• **DATA SECTION**
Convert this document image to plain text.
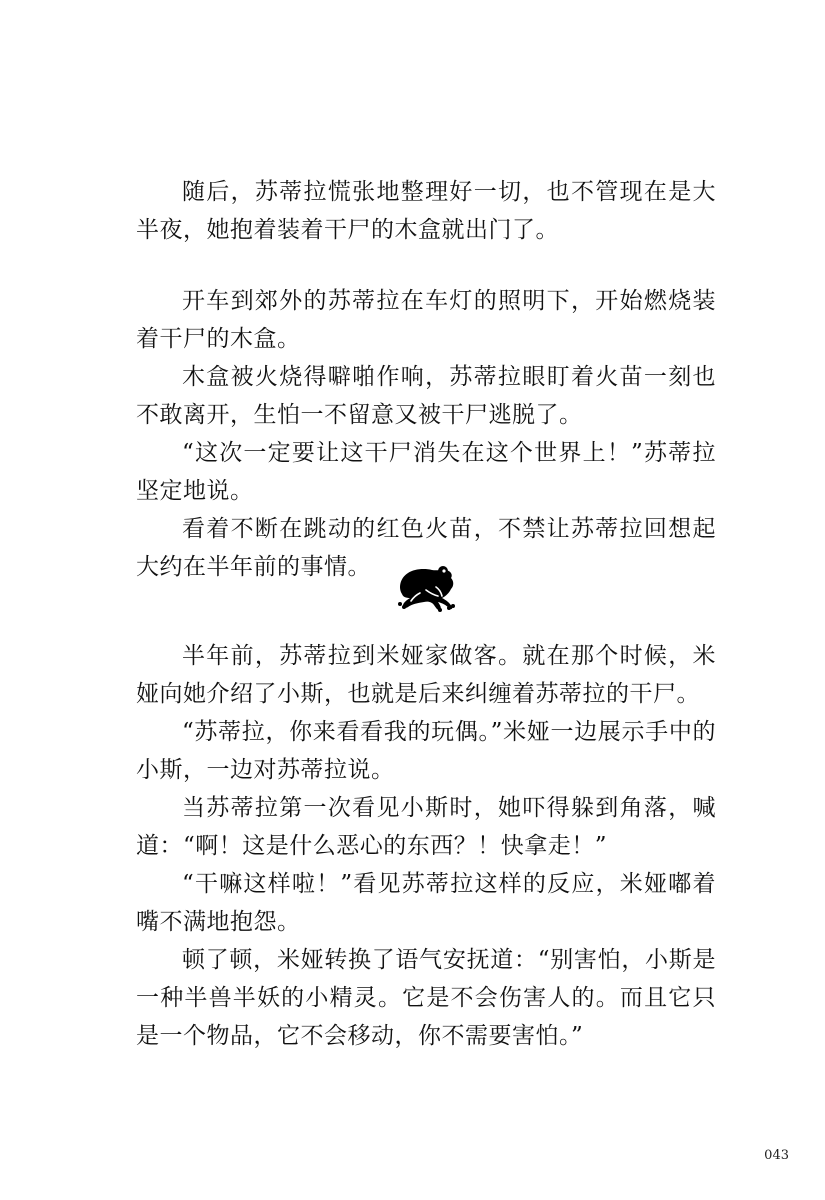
随后，苏蒂拉慌张地整理好一切，也不管现在是大半夜，她抱着装着干尸的木盒就出门了。

开车到郊外的苏蒂拉在车灯的照明下，开始燃烧装着干尸的木盒。

木盒被火烧得噼啪作响，苏蒂拉眼盯着火苗一刻也不敢离开，生怕一不留意又被干尸逃脱了。

“这次一定要让这干尸消失在这个世界上！”苏蒂拉坚定地说。

看着不断在跳动的红色火苗，不禁让苏蒂拉回想起大约在半年前的事情。

半年前，苏蒂拉到米娅家做客。就在那个时候，米娅向她介绍了小斯，也就是后来纠缠着苏蒂拉的干尸。

“苏蒂拉，你来看看我的玩偶。”米娅一边展示手中的小斯，一边对苏蒂拉说。

当苏蒂拉第一次看见小斯时，她吓得躲到角落，喊道：“啊！这是什么恶心的东西？！快拿走！”

“干嘛这样啦！”看见苏蒂拉这样的反应，米娅嘟着嘴不满地抱怨。

顿了顿，米娅转换了语气安抚道：“别害怕，小斯是一种半兽半妖的小精灵。它是不会伤害人的。而且它只是一个物品，它不会移动，你不需要害怕。”

043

• **TASK BRIEF**
Transcribe the records above exactly, leaving out every picture.

• **SOLUTION TO THE PROBLEM**
Convert this document image to plain text.
随后，苏蒂拉慌张地整理好一切，也不管现在是大半夜，她抱着装着干尸的木盒就出门了。

开车到郊外的苏蒂拉在车灯的照明下，开始燃烧装着干尸的木盒。

木盒被火烧得噼啪作响，苏蒂拉眼盯着火苗一刻也不敢离开，生怕一不留意又被干尸逃脱了。

“这次一定要让这干尸消失在这个世界上！”苏蒂拉坚定地说。

看着不断在跳动的红色火苗，不禁让苏蒂拉回想起大约在半年前的事情。

半年前，苏蒂拉到米娅家做客。就在那个时候，米娅向她介绍了小斯，也就是后来纠缠着苏蒂拉的干尸。

“苏蒂拉，你来看看我的玩偶。”米娅一边展示手中的小斯，一边对苏蒂拉说。

当苏蒂拉第一次看见小斯时，她吓得躲到角落，喊道：“啊！这是什么恶心的东西？！快拿走！”

“干嘛这样啦！”看见苏蒂拉这样的反应，米娅嘟着嘴不满地抱怨。

顿了顿，米娅转换了语气安抚道：“别害怕，小斯是一种半兽半妖的小精灵。它是不会伤害人的。而且它只是一个物品，它不会移动，你不需要害怕。”

043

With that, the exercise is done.